Short exercise:
Each line that holds the word "Park" counts once; give the total for the records below and nothing else.

Records supplied:
(begin)
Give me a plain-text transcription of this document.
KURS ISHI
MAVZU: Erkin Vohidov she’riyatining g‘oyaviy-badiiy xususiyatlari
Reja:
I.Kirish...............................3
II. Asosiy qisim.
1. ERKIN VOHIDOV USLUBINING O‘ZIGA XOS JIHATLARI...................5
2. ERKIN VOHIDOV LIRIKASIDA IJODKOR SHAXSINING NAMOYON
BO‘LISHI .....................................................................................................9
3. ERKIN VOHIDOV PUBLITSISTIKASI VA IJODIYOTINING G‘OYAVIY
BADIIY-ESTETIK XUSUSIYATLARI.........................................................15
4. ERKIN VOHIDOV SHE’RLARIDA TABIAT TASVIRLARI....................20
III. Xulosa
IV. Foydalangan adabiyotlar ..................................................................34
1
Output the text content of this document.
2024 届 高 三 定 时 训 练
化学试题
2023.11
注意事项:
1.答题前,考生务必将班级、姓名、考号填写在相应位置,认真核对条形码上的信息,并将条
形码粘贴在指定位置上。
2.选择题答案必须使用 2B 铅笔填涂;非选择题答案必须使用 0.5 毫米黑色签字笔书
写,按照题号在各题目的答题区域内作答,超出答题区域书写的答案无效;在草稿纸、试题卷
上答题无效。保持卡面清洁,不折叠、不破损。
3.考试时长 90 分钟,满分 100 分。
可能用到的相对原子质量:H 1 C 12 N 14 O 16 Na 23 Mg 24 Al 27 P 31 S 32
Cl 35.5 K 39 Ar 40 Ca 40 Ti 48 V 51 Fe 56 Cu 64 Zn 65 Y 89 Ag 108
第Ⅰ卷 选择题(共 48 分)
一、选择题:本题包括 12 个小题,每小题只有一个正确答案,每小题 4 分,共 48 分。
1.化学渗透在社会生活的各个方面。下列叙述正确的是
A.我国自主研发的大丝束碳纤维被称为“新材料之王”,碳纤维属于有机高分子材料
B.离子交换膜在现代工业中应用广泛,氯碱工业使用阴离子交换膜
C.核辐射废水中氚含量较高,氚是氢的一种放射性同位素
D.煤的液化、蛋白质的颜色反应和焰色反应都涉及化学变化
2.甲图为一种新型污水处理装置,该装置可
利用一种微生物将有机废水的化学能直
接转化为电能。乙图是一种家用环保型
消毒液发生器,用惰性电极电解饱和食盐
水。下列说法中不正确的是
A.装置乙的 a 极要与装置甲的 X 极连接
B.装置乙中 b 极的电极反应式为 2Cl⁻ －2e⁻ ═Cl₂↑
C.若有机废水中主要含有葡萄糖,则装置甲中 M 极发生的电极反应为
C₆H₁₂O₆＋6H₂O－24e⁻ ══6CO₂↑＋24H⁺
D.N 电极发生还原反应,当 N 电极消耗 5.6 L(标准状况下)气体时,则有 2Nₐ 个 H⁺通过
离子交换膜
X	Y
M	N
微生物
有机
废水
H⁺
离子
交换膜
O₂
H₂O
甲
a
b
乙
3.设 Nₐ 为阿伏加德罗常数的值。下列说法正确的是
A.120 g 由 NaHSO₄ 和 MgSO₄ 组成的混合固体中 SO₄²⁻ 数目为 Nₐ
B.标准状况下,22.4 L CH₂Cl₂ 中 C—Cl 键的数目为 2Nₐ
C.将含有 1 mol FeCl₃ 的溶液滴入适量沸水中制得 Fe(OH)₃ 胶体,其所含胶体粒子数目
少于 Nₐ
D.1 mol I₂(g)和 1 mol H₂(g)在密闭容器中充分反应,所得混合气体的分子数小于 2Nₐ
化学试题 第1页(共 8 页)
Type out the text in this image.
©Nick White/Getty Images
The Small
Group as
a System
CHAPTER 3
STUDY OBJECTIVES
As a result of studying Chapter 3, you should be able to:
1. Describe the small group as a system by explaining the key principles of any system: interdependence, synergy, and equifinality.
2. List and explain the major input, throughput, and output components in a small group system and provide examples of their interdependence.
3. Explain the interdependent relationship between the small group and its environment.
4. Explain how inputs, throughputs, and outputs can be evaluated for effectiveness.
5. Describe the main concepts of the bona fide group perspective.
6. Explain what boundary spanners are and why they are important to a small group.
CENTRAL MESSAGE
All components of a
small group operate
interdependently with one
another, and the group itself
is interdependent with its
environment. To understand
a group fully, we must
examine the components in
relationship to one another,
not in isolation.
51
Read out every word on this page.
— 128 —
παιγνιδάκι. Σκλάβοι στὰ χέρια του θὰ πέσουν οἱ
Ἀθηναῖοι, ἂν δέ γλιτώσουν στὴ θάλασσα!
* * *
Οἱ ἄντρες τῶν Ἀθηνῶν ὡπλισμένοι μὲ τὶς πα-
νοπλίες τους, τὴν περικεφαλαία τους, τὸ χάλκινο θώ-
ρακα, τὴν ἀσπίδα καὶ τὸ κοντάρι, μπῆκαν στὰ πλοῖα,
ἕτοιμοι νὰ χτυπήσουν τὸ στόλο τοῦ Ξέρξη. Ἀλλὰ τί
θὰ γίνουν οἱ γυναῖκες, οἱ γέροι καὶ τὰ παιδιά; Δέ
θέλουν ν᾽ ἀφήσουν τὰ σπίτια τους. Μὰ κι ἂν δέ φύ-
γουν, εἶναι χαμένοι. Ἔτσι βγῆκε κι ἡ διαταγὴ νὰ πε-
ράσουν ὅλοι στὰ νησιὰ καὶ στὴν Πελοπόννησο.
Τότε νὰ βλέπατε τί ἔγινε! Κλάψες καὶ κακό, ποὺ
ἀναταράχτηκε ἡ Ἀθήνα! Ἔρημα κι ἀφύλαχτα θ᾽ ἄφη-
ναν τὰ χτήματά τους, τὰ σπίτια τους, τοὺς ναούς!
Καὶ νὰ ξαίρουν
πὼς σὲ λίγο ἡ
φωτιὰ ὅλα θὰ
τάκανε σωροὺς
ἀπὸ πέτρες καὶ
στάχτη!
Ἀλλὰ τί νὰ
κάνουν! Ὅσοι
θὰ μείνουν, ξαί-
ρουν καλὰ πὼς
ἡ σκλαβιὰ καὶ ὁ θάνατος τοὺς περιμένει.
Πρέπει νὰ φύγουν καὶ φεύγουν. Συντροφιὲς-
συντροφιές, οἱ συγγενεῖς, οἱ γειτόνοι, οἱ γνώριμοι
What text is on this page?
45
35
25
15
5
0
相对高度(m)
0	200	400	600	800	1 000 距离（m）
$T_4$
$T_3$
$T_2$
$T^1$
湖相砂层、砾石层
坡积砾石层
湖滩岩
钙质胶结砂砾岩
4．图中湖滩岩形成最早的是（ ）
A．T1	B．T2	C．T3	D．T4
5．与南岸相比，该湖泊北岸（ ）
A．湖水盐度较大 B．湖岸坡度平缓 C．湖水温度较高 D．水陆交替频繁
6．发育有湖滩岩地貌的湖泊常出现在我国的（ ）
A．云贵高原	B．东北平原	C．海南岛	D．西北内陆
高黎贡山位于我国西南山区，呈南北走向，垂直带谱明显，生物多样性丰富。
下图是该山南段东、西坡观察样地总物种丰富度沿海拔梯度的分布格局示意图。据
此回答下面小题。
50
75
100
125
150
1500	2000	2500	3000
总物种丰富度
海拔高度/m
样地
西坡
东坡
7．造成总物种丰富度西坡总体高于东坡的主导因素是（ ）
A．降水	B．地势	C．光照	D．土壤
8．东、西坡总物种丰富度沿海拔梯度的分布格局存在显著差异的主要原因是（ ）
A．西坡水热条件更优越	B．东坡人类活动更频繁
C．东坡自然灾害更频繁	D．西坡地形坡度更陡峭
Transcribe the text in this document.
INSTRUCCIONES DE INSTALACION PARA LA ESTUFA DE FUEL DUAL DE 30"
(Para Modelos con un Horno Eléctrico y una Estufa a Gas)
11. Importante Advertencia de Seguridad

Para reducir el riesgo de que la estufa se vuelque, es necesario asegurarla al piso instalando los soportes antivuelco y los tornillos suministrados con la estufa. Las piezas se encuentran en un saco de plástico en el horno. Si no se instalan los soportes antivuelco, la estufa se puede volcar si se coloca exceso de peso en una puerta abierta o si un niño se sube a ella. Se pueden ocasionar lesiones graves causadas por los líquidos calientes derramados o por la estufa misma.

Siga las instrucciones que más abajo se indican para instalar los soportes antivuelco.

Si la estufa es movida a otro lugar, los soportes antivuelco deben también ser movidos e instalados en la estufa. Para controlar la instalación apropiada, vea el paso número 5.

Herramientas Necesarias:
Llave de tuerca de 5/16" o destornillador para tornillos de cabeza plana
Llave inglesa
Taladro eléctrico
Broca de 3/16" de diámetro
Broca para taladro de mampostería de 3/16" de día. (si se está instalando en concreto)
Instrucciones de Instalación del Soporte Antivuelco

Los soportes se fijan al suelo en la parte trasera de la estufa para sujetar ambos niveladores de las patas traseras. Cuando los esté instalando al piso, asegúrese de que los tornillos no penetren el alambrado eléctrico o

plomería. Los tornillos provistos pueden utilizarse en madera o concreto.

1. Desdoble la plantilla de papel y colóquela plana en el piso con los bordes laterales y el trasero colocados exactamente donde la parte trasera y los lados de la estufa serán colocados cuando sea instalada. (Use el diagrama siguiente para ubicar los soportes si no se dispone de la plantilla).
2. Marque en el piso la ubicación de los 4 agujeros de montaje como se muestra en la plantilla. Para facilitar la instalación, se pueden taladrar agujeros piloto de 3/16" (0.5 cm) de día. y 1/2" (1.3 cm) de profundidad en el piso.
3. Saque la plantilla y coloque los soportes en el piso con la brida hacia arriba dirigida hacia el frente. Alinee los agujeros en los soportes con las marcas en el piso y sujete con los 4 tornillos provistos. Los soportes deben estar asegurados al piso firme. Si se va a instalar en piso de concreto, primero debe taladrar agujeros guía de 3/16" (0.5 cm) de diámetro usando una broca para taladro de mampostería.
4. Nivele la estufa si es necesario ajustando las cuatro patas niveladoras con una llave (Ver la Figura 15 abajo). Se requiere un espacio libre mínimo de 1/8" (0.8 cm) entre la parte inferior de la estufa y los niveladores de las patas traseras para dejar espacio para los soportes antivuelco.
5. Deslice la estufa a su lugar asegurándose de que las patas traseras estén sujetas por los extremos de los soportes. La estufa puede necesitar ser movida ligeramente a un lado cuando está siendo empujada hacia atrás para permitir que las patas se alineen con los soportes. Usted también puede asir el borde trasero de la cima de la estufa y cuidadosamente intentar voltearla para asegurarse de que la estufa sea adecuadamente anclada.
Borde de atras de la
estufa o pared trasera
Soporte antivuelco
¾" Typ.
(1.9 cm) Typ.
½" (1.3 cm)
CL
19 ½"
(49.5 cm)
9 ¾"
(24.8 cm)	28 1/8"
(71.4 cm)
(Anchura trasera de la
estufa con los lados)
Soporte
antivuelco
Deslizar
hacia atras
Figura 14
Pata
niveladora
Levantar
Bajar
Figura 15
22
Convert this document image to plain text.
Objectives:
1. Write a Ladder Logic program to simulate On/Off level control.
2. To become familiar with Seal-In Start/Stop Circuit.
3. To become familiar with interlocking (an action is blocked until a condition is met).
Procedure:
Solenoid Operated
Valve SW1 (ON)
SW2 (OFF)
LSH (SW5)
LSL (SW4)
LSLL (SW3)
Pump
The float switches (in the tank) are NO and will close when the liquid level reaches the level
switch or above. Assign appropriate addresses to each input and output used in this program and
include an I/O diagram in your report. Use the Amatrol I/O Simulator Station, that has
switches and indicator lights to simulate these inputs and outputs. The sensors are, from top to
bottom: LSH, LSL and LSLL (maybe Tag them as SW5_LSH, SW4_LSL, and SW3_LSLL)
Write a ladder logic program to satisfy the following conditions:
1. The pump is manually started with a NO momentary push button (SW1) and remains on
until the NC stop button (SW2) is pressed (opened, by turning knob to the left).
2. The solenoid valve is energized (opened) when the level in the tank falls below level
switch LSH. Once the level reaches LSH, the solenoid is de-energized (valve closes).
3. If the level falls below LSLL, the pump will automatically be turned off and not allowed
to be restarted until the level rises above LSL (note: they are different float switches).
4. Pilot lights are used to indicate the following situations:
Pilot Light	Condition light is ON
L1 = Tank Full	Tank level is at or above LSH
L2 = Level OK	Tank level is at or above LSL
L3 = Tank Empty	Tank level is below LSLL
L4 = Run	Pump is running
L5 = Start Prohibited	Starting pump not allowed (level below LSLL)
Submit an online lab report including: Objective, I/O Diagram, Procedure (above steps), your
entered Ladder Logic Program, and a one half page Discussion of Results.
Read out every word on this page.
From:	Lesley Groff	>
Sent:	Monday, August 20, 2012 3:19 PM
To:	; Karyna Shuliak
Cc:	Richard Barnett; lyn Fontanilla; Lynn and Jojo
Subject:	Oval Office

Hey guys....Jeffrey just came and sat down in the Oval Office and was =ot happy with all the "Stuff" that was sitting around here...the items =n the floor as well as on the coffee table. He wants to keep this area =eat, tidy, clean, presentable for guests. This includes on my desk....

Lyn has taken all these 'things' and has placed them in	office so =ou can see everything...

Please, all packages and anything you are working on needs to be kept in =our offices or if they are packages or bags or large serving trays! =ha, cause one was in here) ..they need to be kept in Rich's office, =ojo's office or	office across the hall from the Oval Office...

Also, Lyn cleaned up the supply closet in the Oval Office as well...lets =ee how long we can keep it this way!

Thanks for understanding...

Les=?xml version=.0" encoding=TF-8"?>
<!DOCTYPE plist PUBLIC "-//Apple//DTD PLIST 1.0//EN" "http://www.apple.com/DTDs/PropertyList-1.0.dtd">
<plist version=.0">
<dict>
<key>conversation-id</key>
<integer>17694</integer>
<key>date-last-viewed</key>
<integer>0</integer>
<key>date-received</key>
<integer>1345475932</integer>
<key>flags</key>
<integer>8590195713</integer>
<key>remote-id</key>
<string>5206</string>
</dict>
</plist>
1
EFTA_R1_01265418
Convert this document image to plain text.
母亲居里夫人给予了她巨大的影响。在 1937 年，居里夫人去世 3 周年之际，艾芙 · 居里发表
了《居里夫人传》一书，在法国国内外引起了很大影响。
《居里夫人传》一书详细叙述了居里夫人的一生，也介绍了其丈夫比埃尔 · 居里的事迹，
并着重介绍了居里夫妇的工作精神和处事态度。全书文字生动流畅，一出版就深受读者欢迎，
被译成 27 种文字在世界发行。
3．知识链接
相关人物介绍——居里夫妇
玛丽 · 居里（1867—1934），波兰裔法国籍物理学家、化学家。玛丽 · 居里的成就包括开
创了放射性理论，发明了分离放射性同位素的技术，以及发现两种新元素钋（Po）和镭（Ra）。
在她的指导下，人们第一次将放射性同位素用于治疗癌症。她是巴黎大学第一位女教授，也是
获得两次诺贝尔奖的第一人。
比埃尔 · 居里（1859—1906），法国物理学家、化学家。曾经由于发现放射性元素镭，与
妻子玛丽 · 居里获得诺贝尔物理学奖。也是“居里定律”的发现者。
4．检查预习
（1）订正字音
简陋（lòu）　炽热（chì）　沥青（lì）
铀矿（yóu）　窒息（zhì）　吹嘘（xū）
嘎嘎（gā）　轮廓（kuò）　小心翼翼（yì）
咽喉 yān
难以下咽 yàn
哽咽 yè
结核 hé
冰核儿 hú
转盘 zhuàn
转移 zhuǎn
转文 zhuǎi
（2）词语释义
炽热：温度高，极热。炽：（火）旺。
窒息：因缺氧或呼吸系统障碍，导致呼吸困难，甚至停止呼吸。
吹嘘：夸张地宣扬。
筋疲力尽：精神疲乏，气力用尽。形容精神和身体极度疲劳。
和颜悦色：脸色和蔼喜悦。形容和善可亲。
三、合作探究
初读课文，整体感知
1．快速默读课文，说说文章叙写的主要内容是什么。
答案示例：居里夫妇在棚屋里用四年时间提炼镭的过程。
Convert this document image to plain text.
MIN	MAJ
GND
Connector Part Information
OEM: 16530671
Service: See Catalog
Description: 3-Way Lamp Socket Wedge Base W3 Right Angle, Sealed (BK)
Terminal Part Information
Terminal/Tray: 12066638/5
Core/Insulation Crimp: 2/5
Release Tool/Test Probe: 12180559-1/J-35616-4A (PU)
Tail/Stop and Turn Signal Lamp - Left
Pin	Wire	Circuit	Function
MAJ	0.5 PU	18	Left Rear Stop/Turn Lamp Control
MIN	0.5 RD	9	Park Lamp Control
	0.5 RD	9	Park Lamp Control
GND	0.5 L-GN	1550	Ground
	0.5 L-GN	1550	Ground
(end)
Task result:
2